◆ **Written problem**: Using the data below, copy every line that contains the word "decision".
:::
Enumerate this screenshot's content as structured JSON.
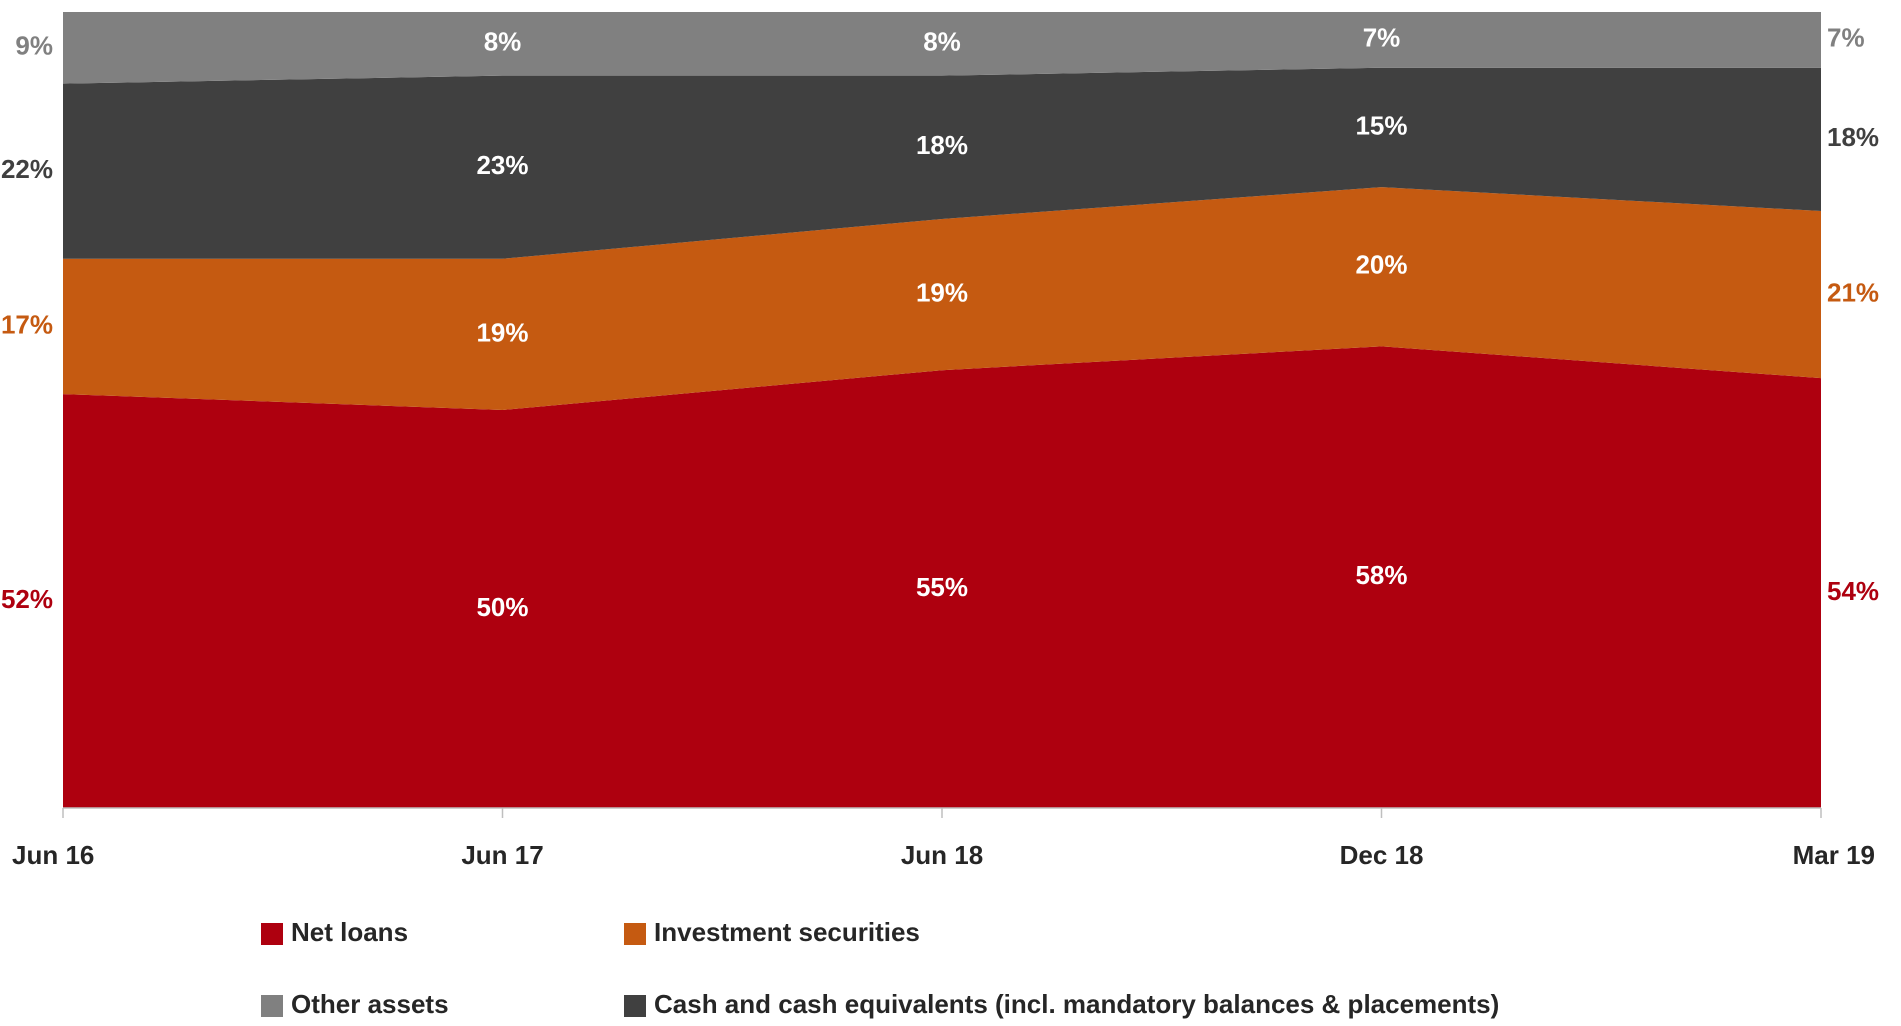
{
  "chart_data": {
    "type": "area",
    "stacked": true,
    "categories": [
      "Jun 16",
      "Jun 17",
      "Jun 18",
      "Dec 18",
      "Mar 19"
    ],
    "series": [
      {
        "name": "Net loans",
        "color": "#ae000f",
        "values": [
          52,
          50,
          55,
          58,
          54
        ],
        "value_labels": [
          "52%",
          "50%",
          "55%",
          "58%",
          "54%"
        ]
      },
      {
        "name": "Investment securities",
        "color": "#c55a11",
        "values": [
          17,
          19,
          19,
          20,
          21
        ],
        "value_labels": [
          "17%",
          "19%",
          "19%",
          "20%",
          "21%"
        ]
      },
      {
        "name": "Cash and cash equivalents (incl. mandatory balances & placements)",
        "color": "#404040",
        "values": [
          22,
          23,
          18,
          15,
          18
        ],
        "value_labels": [
          "22%",
          "23%",
          "18%",
          "15%",
          "18%"
        ]
      },
      {
        "name": "Other assets",
        "color": "#808080",
        "values": [
          9,
          8,
          8,
          7,
          7
        ],
        "value_labels": [
          "9%",
          "8%",
          "8%",
          "7%",
          "7%"
        ]
      }
    ]
  }
}
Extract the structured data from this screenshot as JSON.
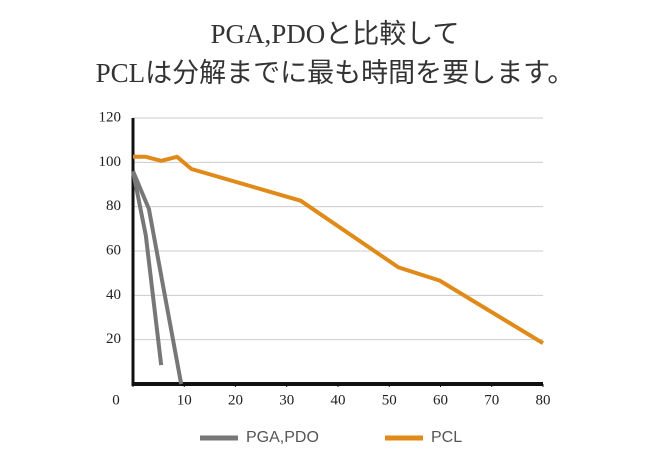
{
  "chart_data": {
    "type": "line",
    "title": [
      "PGA,PDOと比較して",
      "PCLは分解までに最も時間を要します。"
    ],
    "series": [
      {
        "name": "PGA,PDO",
        "color": "#777777",
        "x": [
          0,
          3.1,
          9.4
        ],
        "values": [
          96,
          79,
          0
        ]
      },
      {
        "color": "#777777",
        "x": [
          0,
          2.5,
          5.5
        ],
        "values": [
          96,
          67,
          8.5
        ]
      },
      {
        "name": "PCL",
        "color": "#e08a1a",
        "x": [
          0,
          2.5,
          5.5,
          8.6,
          11.4,
          32.7,
          51.8,
          59.8,
          80
        ],
        "values": [
          102.5,
          102.5,
          100.7,
          102.5,
          97,
          82.7,
          52.6,
          46.7,
          18.4
        ]
      }
    ],
    "xlim": [
      0,
      80
    ],
    "xticks": [
      0,
      10,
      20,
      30,
      40,
      50,
      60,
      70,
      80
    ],
    "ylim": [
      0,
      120
    ],
    "yticks": [
      20,
      40,
      60,
      80,
      100,
      120
    ],
    "grid": true
  }
}
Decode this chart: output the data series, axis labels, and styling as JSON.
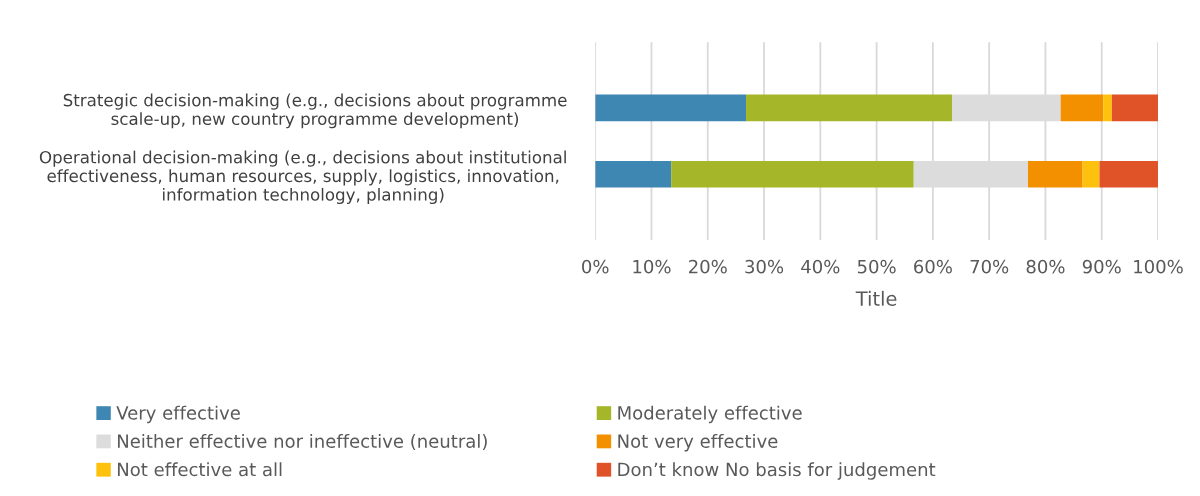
{
  "chart_data": {
    "type": "bar",
    "orientation": "horizontal",
    "stacked": true,
    "xlabel": "Title",
    "categories": [
      "Strategic decision-making (e.g., decisions about programme\nscale-up, new country programme development)",
      "Operational decision-making (e.g., decisions about institutional\neffectiveness, human resources, supply, logistics, innovation,\ninformation technology, planning)"
    ],
    "series": [
      {
        "name": "Very effective",
        "color": "#3f87b3",
        "values": [
          26.8,
          13.5
        ]
      },
      {
        "name": "Moderately effective",
        "color": "#a5b628",
        "values": [
          36.6,
          43.1
        ]
      },
      {
        "name": "Neither effective nor ineffective (neutral)",
        "color": "#dcdcdc",
        "values": [
          19.3,
          20.3
        ]
      },
      {
        "name": "Not very effective",
        "color": "#f39000",
        "values": [
          7.6,
          9.7
        ]
      },
      {
        "name": "Not effective at all",
        "color": "#fec20e",
        "values": [
          1.5,
          3.0
        ]
      },
      {
        "name": "Don’t know No basis for judgement",
        "color": "#e05328",
        "values": [
          8.2,
          10.4
        ]
      }
    ],
    "xlim": [
      0,
      100
    ],
    "xticks": [
      {
        "value": 0,
        "label": "0%"
      },
      {
        "value": 10,
        "label": "10%"
      },
      {
        "value": 20,
        "label": "20%"
      },
      {
        "value": 30,
        "label": "30%"
      },
      {
        "value": 40,
        "label": "40%"
      },
      {
        "value": 50,
        "label": "50%"
      },
      {
        "value": 60,
        "label": "60%"
      },
      {
        "value": 70,
        "label": "70%"
      },
      {
        "value": 80,
        "label": "80%"
      },
      {
        "value": 90,
        "label": "90%"
      },
      {
        "value": 100,
        "label": "100%"
      }
    ],
    "grid": "x",
    "legend": "bottom"
  }
}
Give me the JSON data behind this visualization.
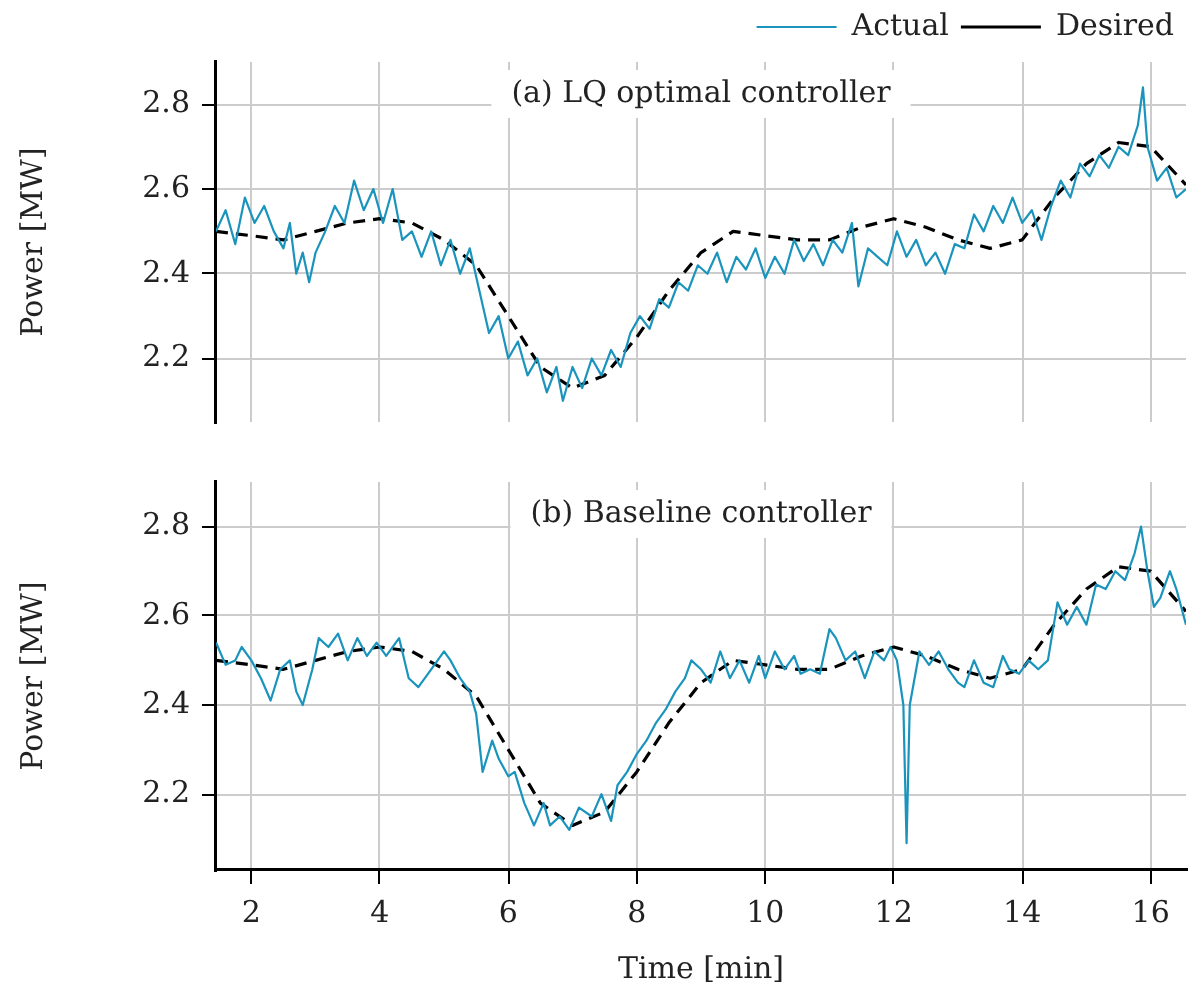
{
  "chart_data": [
    {
      "type": "line",
      "title": "(a) LQ optimal controller",
      "ylabel": "Power [MW]",
      "xlim": [
        1.45,
        16.55
      ],
      "xticks": [
        2,
        4,
        6,
        8,
        10,
        12,
        14,
        16
      ],
      "ylim": [
        2.05,
        2.9
      ],
      "yticks": [
        2.2,
        2.4,
        2.6,
        2.8
      ],
      "grid": true,
      "legend": "top right",
      "tick_labels": "y",
      "marker": "none",
      "series": [
        {
          "name": "Actual",
          "color": "#1a94bd",
          "line_style": "solid",
          "x": [
            1.45,
            1.6,
            1.75,
            1.9,
            2.05,
            2.2,
            2.35,
            2.5,
            2.6,
            2.7,
            2.8,
            2.9,
            3.0,
            3.15,
            3.3,
            3.45,
            3.6,
            3.75,
            3.9,
            4.05,
            4.2,
            4.35,
            4.5,
            4.65,
            4.8,
            4.95,
            5.1,
            5.25,
            5.4,
            5.55,
            5.7,
            5.85,
            6.0,
            6.15,
            6.3,
            6.45,
            6.6,
            6.75,
            6.85,
            7.0,
            7.15,
            7.3,
            7.45,
            7.6,
            7.75,
            7.9,
            8.05,
            8.2,
            8.35,
            8.5,
            8.65,
            8.8,
            8.95,
            9.1,
            9.25,
            9.4,
            9.55,
            9.7,
            9.85,
            10.0,
            10.15,
            10.3,
            10.45,
            10.6,
            10.75,
            10.9,
            11.05,
            11.2,
            11.35,
            11.45,
            11.6,
            11.75,
            11.9,
            12.05,
            12.2,
            12.35,
            12.5,
            12.65,
            12.8,
            12.95,
            13.1,
            13.25,
            13.4,
            13.55,
            13.7,
            13.85,
            14.0,
            14.15,
            14.3,
            14.45,
            14.6,
            14.75,
            14.9,
            15.05,
            15.2,
            15.35,
            15.5,
            15.65,
            15.8,
            15.88,
            15.95,
            16.1,
            16.25,
            16.4,
            16.55
          ],
          "values": [
            2.5,
            2.55,
            2.47,
            2.58,
            2.52,
            2.56,
            2.5,
            2.46,
            2.52,
            2.4,
            2.45,
            2.38,
            2.45,
            2.5,
            2.56,
            2.52,
            2.62,
            2.55,
            2.6,
            2.52,
            2.6,
            2.48,
            2.5,
            2.44,
            2.5,
            2.42,
            2.48,
            2.4,
            2.46,
            2.36,
            2.26,
            2.3,
            2.2,
            2.24,
            2.16,
            2.2,
            2.12,
            2.18,
            2.1,
            2.18,
            2.13,
            2.2,
            2.16,
            2.22,
            2.18,
            2.26,
            2.3,
            2.27,
            2.34,
            2.32,
            2.38,
            2.36,
            2.42,
            2.4,
            2.45,
            2.38,
            2.44,
            2.41,
            2.46,
            2.39,
            2.44,
            2.4,
            2.48,
            2.43,
            2.47,
            2.42,
            2.48,
            2.45,
            2.52,
            2.37,
            2.46,
            2.44,
            2.42,
            2.5,
            2.44,
            2.48,
            2.42,
            2.45,
            2.4,
            2.47,
            2.46,
            2.54,
            2.5,
            2.56,
            2.52,
            2.58,
            2.52,
            2.55,
            2.48,
            2.56,
            2.62,
            2.58,
            2.66,
            2.63,
            2.68,
            2.65,
            2.7,
            2.68,
            2.75,
            2.84,
            2.7,
            2.62,
            2.65,
            2.58,
            2.6
          ]
        },
        {
          "name": "Desired",
          "color": "#000000",
          "line_style": "dashed",
          "x": [
            1.45,
            2,
            2.5,
            3,
            3.5,
            4,
            4.5,
            5,
            5.5,
            6,
            6.5,
            7,
            7.5,
            8,
            8.5,
            9,
            9.5,
            10,
            10.5,
            11,
            11.5,
            12,
            12.5,
            13,
            13.5,
            14,
            14.5,
            15,
            15.5,
            16,
            16.55
          ],
          "values": [
            2.5,
            2.49,
            2.48,
            2.5,
            2.52,
            2.53,
            2.52,
            2.48,
            2.42,
            2.3,
            2.18,
            2.13,
            2.16,
            2.25,
            2.36,
            2.45,
            2.5,
            2.49,
            2.48,
            2.48,
            2.51,
            2.53,
            2.51,
            2.48,
            2.46,
            2.48,
            2.58,
            2.66,
            2.71,
            2.7,
            2.61
          ]
        }
      ]
    },
    {
      "type": "line",
      "title": "(b) Baseline controller",
      "xlabel": "Time [min]",
      "ylabel": "Power [MW]",
      "xlim": [
        1.45,
        16.55
      ],
      "xticks": [
        2,
        4,
        6,
        8,
        10,
        12,
        14,
        16
      ],
      "ylim": [
        2.03,
        2.9
      ],
      "yticks": [
        2.2,
        2.4,
        2.6,
        2.8
      ],
      "grid": true,
      "marker": "none",
      "series": [
        {
          "color": "#1a94bd",
          "line_style": "solid",
          "x": [
            1.45,
            1.6,
            1.75,
            1.85,
            2.0,
            2.15,
            2.3,
            2.45,
            2.6,
            2.7,
            2.8,
            2.95,
            3.05,
            3.2,
            3.35,
            3.5,
            3.65,
            3.8,
            3.95,
            4.1,
            4.3,
            4.45,
            4.6,
            4.8,
            5.0,
            5.1,
            5.25,
            5.4,
            5.5,
            5.6,
            5.75,
            5.85,
            6.0,
            6.1,
            6.25,
            6.4,
            6.55,
            6.65,
            6.8,
            6.95,
            7.1,
            7.3,
            7.45,
            7.6,
            7.7,
            7.85,
            8.0,
            8.15,
            8.3,
            8.45,
            8.6,
            8.75,
            8.85,
            9.0,
            9.15,
            9.3,
            9.45,
            9.6,
            9.75,
            9.9,
            10.0,
            10.15,
            10.3,
            10.45,
            10.55,
            10.7,
            10.85,
            11.0,
            11.1,
            11.25,
            11.4,
            11.55,
            11.7,
            11.85,
            11.95,
            12.05,
            12.15,
            12.2,
            12.25,
            12.4,
            12.55,
            12.7,
            12.85,
            13.0,
            13.1,
            13.25,
            13.4,
            13.55,
            13.7,
            13.8,
            13.95,
            14.1,
            14.25,
            14.4,
            14.55,
            14.7,
            14.85,
            15.0,
            15.15,
            15.3,
            15.45,
            15.6,
            15.75,
            15.85,
            15.95,
            16.05,
            16.15,
            16.3,
            16.4,
            16.55
          ],
          "values": [
            2.54,
            2.49,
            2.5,
            2.53,
            2.5,
            2.46,
            2.41,
            2.48,
            2.5,
            2.43,
            2.4,
            2.48,
            2.55,
            2.53,
            2.56,
            2.5,
            2.55,
            2.51,
            2.54,
            2.51,
            2.55,
            2.46,
            2.44,
            2.48,
            2.52,
            2.5,
            2.46,
            2.43,
            2.38,
            2.25,
            2.32,
            2.28,
            2.24,
            2.25,
            2.18,
            2.13,
            2.18,
            2.13,
            2.15,
            2.12,
            2.17,
            2.15,
            2.2,
            2.14,
            2.22,
            2.25,
            2.29,
            2.32,
            2.36,
            2.39,
            2.43,
            2.46,
            2.5,
            2.48,
            2.45,
            2.52,
            2.46,
            2.5,
            2.45,
            2.51,
            2.46,
            2.52,
            2.48,
            2.51,
            2.47,
            2.48,
            2.47,
            2.57,
            2.55,
            2.5,
            2.52,
            2.46,
            2.52,
            2.5,
            2.53,
            2.5,
            2.4,
            2.09,
            2.4,
            2.52,
            2.49,
            2.52,
            2.48,
            2.45,
            2.44,
            2.5,
            2.45,
            2.44,
            2.51,
            2.48,
            2.47,
            2.5,
            2.48,
            2.5,
            2.63,
            2.58,
            2.62,
            2.58,
            2.67,
            2.66,
            2.7,
            2.68,
            2.74,
            2.8,
            2.7,
            2.62,
            2.64,
            2.7,
            2.66,
            2.58
          ]
        },
        {
          "color": "#000000",
          "line_style": "dashed",
          "x": [
            1.45,
            2,
            2.5,
            3,
            3.5,
            4,
            4.5,
            5,
            5.5,
            6,
            6.5,
            7,
            7.5,
            8,
            8.5,
            9,
            9.5,
            10,
            10.5,
            11,
            11.5,
            12,
            12.5,
            13,
            13.5,
            14,
            14.5,
            15,
            15.5,
            16,
            16.55
          ],
          "values": [
            2.5,
            2.49,
            2.48,
            2.5,
            2.52,
            2.53,
            2.52,
            2.48,
            2.42,
            2.3,
            2.18,
            2.13,
            2.16,
            2.25,
            2.36,
            2.45,
            2.5,
            2.49,
            2.48,
            2.48,
            2.51,
            2.53,
            2.51,
            2.48,
            2.46,
            2.48,
            2.58,
            2.66,
            2.71,
            2.7,
            2.61
          ]
        }
      ]
    }
  ]
}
:::
◆ **Answer for the task**:
      "Strategic decision-making (e.g., decisions about programme\nscale-up, new country programme development)",
      "Operational decision-making (e.g., decisions about institutional\neffectiveness, human resources, supply, logistics, innovation,\ninformation technology, planning)"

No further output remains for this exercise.